Nothing but the records themselves, exactly as written, should appear in the reply; leave out the pictures.
[[ Source material, beginning ]]
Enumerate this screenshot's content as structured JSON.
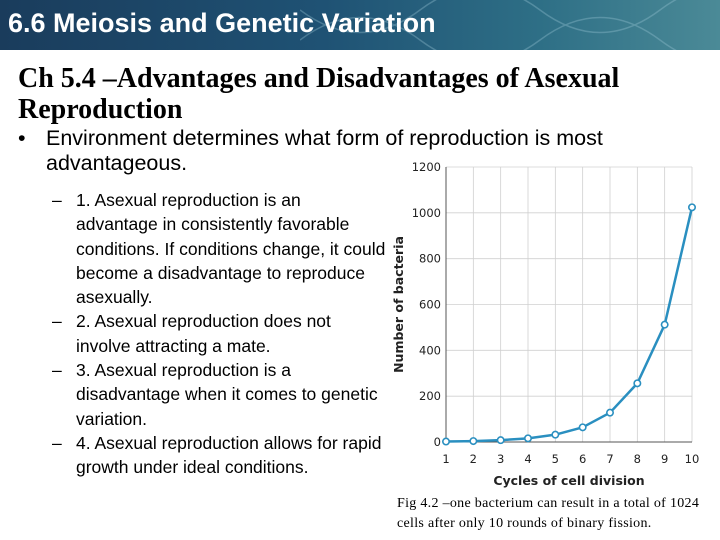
{
  "slide": {
    "banner_title": "6.6 Meiosis and Genetic Variation",
    "heading": "Ch 5.4 –Advantages and Disadvantages of Asexual Reproduction",
    "bullet_marker": "•",
    "bullet": "Environment determines what form of reproduction is most advantageous.",
    "sub_marker": "–",
    "sub_items": [
      "1. Asexual reproduction is an advantage in consistently favorable conditions. If conditions change, it could become a disadvantage to reproduce asexually.",
      "2. Asexual reproduction does not involve attracting a mate.",
      "3. Asexual reproduction is a disadvantage when it comes to genetic variation.",
      "4. Asexual reproduction allows for rapid growth under ideal conditions."
    ],
    "caption": "Fig 4.2 –one bacterium can result in a total of 1024 cells after only 10 rounds of binary fission."
  },
  "colors": {
    "banner": "#1f5274",
    "line": "#2a8fc0",
    "marker_fill": "#ffffff",
    "grid": "#d0d0d0"
  },
  "chart_data": {
    "type": "line",
    "title": "",
    "xlabel": "Cycles of cell division",
    "ylabel": "Number of bacteria",
    "x": [
      1,
      2,
      3,
      4,
      5,
      6,
      7,
      8,
      9,
      10
    ],
    "series": [
      {
        "values": [
          2,
          4,
          8,
          16,
          32,
          64,
          128,
          256,
          512,
          1024
        ]
      }
    ],
    "x_ticks": [
      "1",
      "2",
      "3",
      "4",
      "5",
      "6",
      "7",
      "8",
      "9",
      "10"
    ],
    "y_ticks": [
      "0",
      "200",
      "400",
      "600",
      "800",
      "1000",
      "1200"
    ],
    "ylim": [
      0,
      1200
    ],
    "xlim": [
      1,
      10
    ],
    "grid": true,
    "legend": "none"
  }
}
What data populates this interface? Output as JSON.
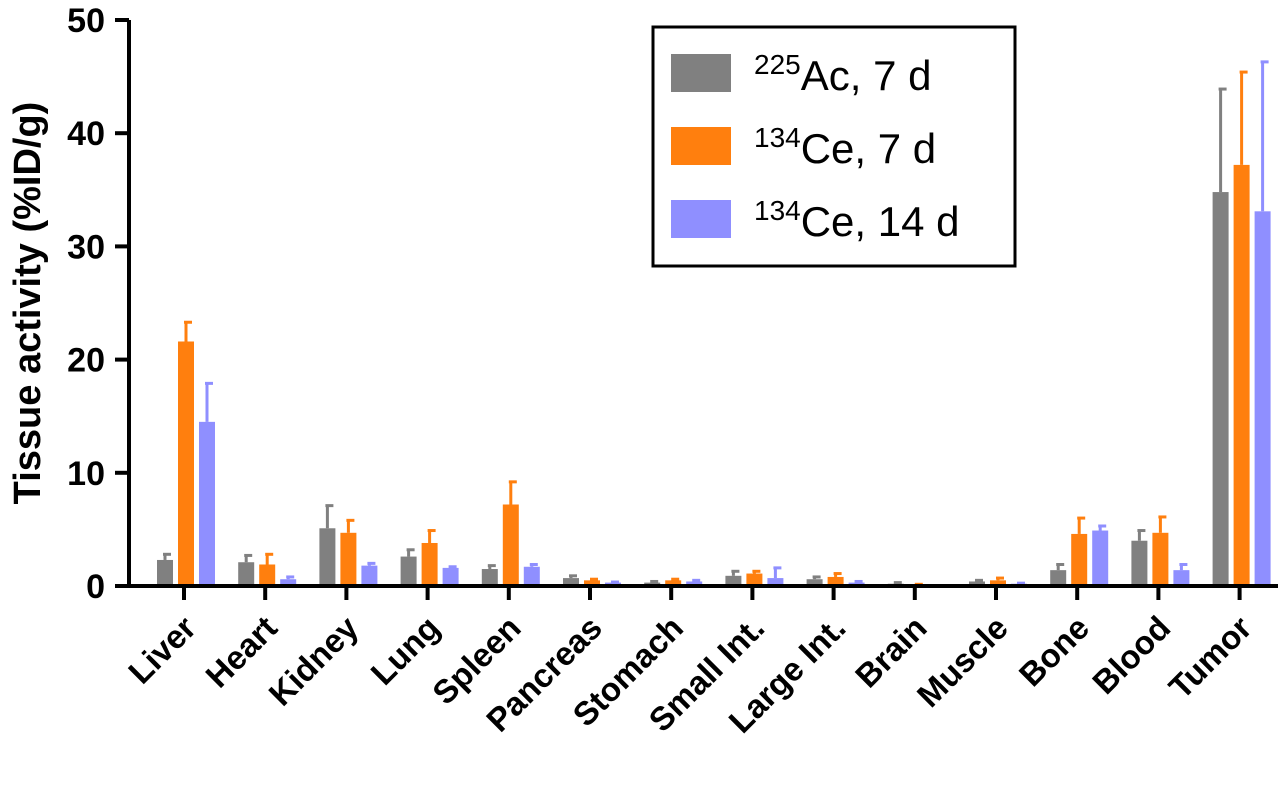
[[ Source material, end ]]
Task solution =
Enumerate this screenshot's content as structured JSON.
{
  "slide": {
    "banner_title": "6.6 Meiosis and Genetic Variation",
    "heading": "Ch 5.4 –Advantages and Disadvantages of Asexual Reproduction",
    "bullet_marker": "•",
    "bullet": "Environment determines what form of reproduction is most advantageous.",
    "sub_marker": "–",
    "sub_items": [
      "1. Asexual reproduction is an advantage in consistently favorable conditions. If conditions change, it could become a disadvantage to reproduce asexually.",
      "2. Asexual reproduction does not involve attracting a mate.",
      "3. Asexual reproduction is a disadvantage when it comes to genetic variation.",
      "4. Asexual reproduction allows for rapid growth under ideal conditions."
    ],
    "caption": "Fig 4.2 –one bacterium can result in a total of 1024 cells after only 10 rounds of binary fission."
  },
  "colors": {
    "banner": "#1f5274",
    "line": "#2a8fc0",
    "marker_fill": "#ffffff",
    "grid": "#d0d0d0"
  },
  "chart_data": {
    "type": "line",
    "title": "",
    "xlabel": "Cycles of cell division",
    "ylabel": "Number of bacteria",
    "x": [
      1,
      2,
      3,
      4,
      5,
      6,
      7,
      8,
      9,
      10
    ],
    "series": [
      {
        "values": [
          2,
          4,
          8,
          16,
          32,
          64,
          128,
          256,
          512,
          1024
        ]
      }
    ],
    "x_ticks": [
      "1",
      "2",
      "3",
      "4",
      "5",
      "6",
      "7",
      "8",
      "9",
      "10"
    ],
    "y_ticks": [
      "0",
      "200",
      "400",
      "600",
      "800",
      "1000",
      "1200"
    ],
    "ylim": [
      0,
      1200
    ],
    "xlim": [
      1,
      10
    ],
    "grid": true,
    "legend": "none"
  }
}
What data populates this interface? Output as JSON.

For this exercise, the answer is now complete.